-- Start --

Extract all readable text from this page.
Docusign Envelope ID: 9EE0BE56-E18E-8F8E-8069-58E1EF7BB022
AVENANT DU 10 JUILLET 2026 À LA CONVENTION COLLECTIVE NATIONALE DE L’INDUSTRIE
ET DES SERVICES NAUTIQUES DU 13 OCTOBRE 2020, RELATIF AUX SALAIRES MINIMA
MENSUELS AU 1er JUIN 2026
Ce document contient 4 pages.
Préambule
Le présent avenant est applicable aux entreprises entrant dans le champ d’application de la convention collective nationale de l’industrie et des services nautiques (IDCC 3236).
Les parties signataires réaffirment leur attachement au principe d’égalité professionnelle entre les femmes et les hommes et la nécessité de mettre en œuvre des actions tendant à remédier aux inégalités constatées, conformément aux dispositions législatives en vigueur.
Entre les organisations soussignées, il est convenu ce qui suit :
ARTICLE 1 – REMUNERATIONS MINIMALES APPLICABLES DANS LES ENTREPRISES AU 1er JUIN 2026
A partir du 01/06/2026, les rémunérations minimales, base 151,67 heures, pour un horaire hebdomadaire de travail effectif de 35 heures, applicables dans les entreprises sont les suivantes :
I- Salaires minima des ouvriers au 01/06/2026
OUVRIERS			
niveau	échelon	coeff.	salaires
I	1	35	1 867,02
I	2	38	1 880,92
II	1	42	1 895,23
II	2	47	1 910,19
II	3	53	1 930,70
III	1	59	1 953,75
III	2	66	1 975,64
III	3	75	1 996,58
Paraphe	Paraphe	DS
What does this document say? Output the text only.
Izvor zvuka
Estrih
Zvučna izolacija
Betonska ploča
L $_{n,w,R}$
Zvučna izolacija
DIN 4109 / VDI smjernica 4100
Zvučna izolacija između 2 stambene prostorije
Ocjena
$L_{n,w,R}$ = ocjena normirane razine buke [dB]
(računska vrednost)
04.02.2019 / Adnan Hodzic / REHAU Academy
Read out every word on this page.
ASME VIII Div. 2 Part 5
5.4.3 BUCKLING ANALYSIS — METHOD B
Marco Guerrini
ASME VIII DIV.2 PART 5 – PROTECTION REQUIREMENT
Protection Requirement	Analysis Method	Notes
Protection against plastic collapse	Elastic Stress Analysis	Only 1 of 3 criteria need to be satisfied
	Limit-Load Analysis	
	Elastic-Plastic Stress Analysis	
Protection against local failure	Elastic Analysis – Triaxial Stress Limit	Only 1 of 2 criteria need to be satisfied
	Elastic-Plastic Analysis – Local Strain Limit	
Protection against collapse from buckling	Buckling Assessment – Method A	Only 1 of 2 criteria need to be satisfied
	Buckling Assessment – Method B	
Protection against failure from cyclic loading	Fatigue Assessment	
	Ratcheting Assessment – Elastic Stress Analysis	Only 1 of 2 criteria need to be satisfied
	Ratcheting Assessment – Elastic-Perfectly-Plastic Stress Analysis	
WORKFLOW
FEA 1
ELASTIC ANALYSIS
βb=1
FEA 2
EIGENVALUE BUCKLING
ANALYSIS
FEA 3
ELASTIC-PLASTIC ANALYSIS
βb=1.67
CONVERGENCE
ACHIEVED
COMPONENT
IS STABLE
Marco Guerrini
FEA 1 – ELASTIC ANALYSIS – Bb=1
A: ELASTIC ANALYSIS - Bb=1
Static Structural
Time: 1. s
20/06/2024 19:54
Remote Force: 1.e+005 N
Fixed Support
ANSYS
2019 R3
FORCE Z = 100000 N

-- End --

Exercise requirements | Take the records above and return them exactly as written.

Response |
Extract all readable text from this page.
Docusign Envelope ID: 9EE0BE56-E18E-8F8E-8069-58E1EF7BB022
AVENANT DU 10 JUILLET 2026 À LA CONVENTION COLLECTIVE NATIONALE DE L’INDUSTRIE
ET DES SERVICES NAUTIQUES DU 13 OCTOBRE 2020, RELATIF AUX SALAIRES MINIMA
MENSUELS AU 1er JUIN 2026
Ce document contient 4 pages.
Préambule
Le présent avenant est applicable aux entreprises entrant dans le champ d’application de la convention collective nationale de l’industrie et des services nautiques (IDCC 3236).
Les parties signataires réaffirment leur attachement au principe d’égalité professionnelle entre les femmes et les hommes et la nécessité de mettre en œuvre des actions tendant à remédier aux inégalités constatées, conformément aux dispositions législatives en vigueur.
Entre les organisations soussignées, il est convenu ce qui suit :
ARTICLE 1 – REMUNERATIONS MINIMALES APPLICABLES DANS LES ENTREPRISES AU 1er JUIN 2026
A partir du 01/06/2026, les rémunérations minimales, base 151,67 heures, pour un horaire hebdomadaire de travail effectif de 35 heures, applicables dans les entreprises sont les suivantes :
I- Salaires minima des ouvriers au 01/06/2026
OUVRIERS			
niveau	échelon	coeff.	salaires
I	1	35	1 867,02
I	2	38	1 880,92
II	1	42	1 895,23
II	2	47	1 910,19
II	3	53	1 930,70
III	1	59	1 953,75
III	2	66	1 975,64
III	3	75	1 996,58
Paraphe	Paraphe	DS
What does this document say? Output the text only.
Izvor zvuka
Estrih
Zvučna izolacija
Betonska ploča
L $_{n,w,R}$
Zvučna izolacija
DIN 4109 / VDI smjernica 4100
Zvučna izolacija između 2 stambene prostorije
Ocjena
$L_{n,w,R}$ = ocjena normirane razine buke [dB]
(računska vrednost)
04.02.2019 / Adnan Hodzic / REHAU Academy
Read out every word on this page.
ASME VIII Div. 2 Part 5
5.4.3 BUCKLING ANALYSIS — METHOD B
Marco Guerrini
ASME VIII DIV.2 PART 5 – PROTECTION REQUIREMENT
Protection Requirement	Analysis Method	Notes
Protection against plastic collapse	Elastic Stress Analysis	Only 1 of 3 criteria need to be satisfied
	Limit-Load Analysis	
	Elastic-Plastic Stress Analysis	
Protection against local failure	Elastic Analysis – Triaxial Stress Limit	Only 1 of 2 criteria need to be satisfied
	Elastic-Plastic Analysis – Local Strain Limit	
Protection against collapse from buckling	Buckling Assessment – Method A	Only 1 of 2 criteria need to be satisfied
	Buckling Assessment – Method B	
Protection against failure from cyclic loading	Fatigue Assessment	
	Ratcheting Assessment – Elastic Stress Analysis	Only 1 of 2 criteria need to be satisfied
	Ratcheting Assessment – Elastic-Perfectly-Plastic Stress Analysis	
WORKFLOW
FEA 1
ELASTIC ANALYSIS
βb=1
FEA 2
EIGENVALUE BUCKLING
ANALYSIS
FEA 3
ELASTIC-PLASTIC ANALYSIS
βb=1.67
CONVERGENCE
ACHIEVED
COMPONENT
IS STABLE
Marco Guerrini
FEA 1 – ELASTIC ANALYSIS – Bb=1
A: ELASTIC ANALYSIS - Bb=1
Static Structural
Time: 1. s
20/06/2024 19:54
Remote Force: 1.e+005 N
Fixed Support
ANSYS
2019 R3
FORCE Z = 100000 N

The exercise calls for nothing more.